■ Task inputs

* * *

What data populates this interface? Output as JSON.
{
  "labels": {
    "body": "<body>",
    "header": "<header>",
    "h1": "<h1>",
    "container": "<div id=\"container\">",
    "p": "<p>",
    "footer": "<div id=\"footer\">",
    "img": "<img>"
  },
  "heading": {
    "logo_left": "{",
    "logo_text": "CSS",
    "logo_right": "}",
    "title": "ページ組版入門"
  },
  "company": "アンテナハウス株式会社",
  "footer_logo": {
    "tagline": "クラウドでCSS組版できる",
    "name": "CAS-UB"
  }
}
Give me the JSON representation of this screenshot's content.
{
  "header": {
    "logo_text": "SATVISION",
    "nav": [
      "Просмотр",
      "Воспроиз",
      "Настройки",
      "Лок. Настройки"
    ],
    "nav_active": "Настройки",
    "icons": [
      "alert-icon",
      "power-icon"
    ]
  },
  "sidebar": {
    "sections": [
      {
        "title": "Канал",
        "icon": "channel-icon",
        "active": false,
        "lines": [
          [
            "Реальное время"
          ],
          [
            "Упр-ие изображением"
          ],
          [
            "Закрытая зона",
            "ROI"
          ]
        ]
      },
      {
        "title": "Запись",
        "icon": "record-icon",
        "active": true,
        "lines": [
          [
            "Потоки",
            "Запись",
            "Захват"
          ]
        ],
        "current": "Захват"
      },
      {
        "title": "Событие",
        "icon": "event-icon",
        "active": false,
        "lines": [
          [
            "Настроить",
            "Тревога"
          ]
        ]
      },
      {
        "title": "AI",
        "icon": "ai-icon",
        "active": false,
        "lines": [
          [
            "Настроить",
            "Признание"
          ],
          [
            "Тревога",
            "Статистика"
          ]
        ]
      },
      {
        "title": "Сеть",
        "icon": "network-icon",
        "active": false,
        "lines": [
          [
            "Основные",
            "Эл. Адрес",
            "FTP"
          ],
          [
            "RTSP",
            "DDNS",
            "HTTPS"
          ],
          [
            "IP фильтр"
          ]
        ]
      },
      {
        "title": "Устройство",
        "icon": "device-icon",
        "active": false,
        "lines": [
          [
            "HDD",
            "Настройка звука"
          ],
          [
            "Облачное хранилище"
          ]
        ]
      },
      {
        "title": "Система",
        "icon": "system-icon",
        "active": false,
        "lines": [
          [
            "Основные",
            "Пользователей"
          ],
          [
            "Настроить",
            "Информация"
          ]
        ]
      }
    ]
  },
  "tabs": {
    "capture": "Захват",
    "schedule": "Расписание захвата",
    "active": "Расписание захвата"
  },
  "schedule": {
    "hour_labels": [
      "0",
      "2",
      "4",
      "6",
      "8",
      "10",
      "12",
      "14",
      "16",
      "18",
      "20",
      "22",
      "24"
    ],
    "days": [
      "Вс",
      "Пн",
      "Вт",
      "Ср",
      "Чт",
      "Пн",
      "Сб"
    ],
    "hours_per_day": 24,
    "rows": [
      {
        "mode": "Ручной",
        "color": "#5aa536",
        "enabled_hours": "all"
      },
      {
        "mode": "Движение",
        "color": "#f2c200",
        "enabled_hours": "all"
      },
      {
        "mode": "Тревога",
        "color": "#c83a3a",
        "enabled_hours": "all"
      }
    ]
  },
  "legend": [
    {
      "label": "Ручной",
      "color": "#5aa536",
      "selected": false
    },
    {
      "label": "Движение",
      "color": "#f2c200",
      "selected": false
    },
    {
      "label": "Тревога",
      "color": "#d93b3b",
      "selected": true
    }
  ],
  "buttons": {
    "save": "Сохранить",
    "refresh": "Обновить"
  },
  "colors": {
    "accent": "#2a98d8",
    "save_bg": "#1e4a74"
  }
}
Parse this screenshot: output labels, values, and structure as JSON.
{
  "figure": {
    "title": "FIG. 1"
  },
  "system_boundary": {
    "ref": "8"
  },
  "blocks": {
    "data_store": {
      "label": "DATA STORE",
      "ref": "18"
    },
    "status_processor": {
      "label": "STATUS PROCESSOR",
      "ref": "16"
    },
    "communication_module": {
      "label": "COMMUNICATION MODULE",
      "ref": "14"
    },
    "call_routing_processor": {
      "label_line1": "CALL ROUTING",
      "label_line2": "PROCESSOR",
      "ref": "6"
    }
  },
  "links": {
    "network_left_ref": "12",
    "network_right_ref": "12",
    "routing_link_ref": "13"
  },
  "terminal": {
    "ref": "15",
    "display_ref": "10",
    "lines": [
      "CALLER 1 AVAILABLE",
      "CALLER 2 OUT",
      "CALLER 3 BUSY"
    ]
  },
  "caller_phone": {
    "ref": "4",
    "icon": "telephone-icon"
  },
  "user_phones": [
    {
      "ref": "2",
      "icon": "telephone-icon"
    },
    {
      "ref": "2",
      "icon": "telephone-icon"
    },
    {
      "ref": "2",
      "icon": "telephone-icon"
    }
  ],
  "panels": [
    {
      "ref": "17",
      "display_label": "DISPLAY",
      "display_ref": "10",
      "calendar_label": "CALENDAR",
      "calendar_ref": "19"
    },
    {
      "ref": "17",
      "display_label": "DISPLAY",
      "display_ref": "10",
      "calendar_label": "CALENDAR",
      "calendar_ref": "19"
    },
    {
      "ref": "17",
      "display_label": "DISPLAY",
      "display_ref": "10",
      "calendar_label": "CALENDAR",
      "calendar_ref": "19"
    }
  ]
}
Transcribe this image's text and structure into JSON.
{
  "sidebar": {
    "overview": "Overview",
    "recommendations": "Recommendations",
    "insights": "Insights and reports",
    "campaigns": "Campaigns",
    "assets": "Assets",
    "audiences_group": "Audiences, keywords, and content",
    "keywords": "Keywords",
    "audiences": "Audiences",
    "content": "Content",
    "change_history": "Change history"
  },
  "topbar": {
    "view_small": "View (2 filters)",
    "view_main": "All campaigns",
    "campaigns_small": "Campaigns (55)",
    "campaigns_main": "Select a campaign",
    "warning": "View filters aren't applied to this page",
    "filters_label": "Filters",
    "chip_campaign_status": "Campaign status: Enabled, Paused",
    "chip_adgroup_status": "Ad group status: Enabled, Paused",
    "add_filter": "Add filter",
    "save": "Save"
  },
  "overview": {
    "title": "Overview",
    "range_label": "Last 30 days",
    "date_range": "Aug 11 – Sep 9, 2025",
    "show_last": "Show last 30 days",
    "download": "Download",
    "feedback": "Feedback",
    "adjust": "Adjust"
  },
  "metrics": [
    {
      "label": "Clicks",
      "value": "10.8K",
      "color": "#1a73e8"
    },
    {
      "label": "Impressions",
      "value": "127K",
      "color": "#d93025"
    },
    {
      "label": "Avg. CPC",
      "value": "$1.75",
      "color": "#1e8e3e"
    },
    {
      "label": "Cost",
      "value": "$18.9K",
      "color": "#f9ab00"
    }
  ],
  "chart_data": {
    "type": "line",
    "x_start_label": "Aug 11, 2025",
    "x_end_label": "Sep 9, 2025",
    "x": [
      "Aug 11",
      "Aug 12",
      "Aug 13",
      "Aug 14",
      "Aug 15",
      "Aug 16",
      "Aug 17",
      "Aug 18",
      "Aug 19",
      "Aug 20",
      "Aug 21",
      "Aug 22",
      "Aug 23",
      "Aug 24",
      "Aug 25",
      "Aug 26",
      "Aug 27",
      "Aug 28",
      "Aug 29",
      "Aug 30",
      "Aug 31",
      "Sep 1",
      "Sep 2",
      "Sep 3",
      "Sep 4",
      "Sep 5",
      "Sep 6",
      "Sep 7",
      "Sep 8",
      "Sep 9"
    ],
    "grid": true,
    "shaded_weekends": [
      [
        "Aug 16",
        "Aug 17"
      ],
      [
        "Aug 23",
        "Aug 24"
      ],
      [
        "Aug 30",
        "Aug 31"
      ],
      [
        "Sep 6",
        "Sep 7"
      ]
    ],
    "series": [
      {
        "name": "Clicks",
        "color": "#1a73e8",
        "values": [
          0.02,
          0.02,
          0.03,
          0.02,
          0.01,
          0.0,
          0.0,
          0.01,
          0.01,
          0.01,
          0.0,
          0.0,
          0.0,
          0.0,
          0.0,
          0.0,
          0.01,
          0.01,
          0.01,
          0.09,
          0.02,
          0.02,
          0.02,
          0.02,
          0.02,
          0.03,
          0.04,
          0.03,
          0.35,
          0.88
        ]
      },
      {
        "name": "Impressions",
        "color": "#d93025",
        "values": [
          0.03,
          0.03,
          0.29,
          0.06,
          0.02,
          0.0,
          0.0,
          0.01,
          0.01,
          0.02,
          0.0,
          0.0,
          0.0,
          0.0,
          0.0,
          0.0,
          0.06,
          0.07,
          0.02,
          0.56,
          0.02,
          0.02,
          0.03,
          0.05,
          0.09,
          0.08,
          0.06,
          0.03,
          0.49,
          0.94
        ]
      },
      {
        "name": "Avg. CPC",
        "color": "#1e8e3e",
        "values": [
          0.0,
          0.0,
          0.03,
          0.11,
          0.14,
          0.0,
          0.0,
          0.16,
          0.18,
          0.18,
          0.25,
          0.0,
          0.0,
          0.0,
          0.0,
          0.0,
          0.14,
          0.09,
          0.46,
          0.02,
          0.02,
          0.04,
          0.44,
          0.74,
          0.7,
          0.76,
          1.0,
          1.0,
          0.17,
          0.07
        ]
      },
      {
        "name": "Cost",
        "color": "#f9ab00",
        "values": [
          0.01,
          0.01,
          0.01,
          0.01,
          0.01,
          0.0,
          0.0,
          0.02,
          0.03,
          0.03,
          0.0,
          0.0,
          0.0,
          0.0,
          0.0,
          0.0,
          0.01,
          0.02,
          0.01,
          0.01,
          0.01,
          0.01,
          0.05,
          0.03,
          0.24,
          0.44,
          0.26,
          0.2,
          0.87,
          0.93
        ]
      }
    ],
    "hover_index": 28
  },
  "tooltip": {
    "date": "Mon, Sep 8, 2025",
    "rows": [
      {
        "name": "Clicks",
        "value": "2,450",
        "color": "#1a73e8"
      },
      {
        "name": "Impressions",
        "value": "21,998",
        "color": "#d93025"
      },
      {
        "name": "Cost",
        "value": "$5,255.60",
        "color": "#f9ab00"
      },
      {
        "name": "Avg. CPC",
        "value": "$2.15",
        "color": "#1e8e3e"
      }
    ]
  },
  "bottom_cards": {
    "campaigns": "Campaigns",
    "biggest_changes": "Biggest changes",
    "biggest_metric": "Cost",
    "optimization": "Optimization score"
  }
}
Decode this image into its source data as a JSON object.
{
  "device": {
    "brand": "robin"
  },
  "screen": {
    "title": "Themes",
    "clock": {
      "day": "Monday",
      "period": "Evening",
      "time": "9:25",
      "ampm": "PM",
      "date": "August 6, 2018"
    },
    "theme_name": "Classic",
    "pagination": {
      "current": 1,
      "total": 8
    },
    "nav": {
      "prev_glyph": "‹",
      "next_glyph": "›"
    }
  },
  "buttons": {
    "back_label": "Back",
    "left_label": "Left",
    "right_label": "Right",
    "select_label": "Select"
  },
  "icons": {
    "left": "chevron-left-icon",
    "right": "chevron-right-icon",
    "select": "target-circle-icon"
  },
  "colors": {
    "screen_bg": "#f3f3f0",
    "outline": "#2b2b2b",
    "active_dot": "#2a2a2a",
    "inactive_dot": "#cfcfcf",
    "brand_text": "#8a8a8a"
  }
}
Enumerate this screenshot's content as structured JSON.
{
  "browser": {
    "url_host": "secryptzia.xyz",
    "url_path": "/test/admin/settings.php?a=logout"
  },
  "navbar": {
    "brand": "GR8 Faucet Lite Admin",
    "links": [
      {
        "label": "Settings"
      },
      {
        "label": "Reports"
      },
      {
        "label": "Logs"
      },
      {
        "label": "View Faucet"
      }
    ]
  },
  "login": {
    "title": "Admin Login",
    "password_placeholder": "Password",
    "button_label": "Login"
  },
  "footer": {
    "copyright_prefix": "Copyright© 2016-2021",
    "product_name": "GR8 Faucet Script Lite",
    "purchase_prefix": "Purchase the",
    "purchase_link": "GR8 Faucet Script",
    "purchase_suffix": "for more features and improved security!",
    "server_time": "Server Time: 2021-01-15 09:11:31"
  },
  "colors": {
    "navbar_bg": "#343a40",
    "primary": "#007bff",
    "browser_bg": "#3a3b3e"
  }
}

* * *

■ The request
Pick out every line with the string "title" and copy it.

■ Solution
    "title": "ページ組版入門"
        "title": "Канал",
        "title": "Запись",
        "title": "Событие",
        "title": "AI",
        "title": "Сеть",
        "title": "Устройство",
        "title": "Система",
    "title": "FIG. 1"
    "title": "Overview",
    "title": "Themes",
    "title": "Admin Login",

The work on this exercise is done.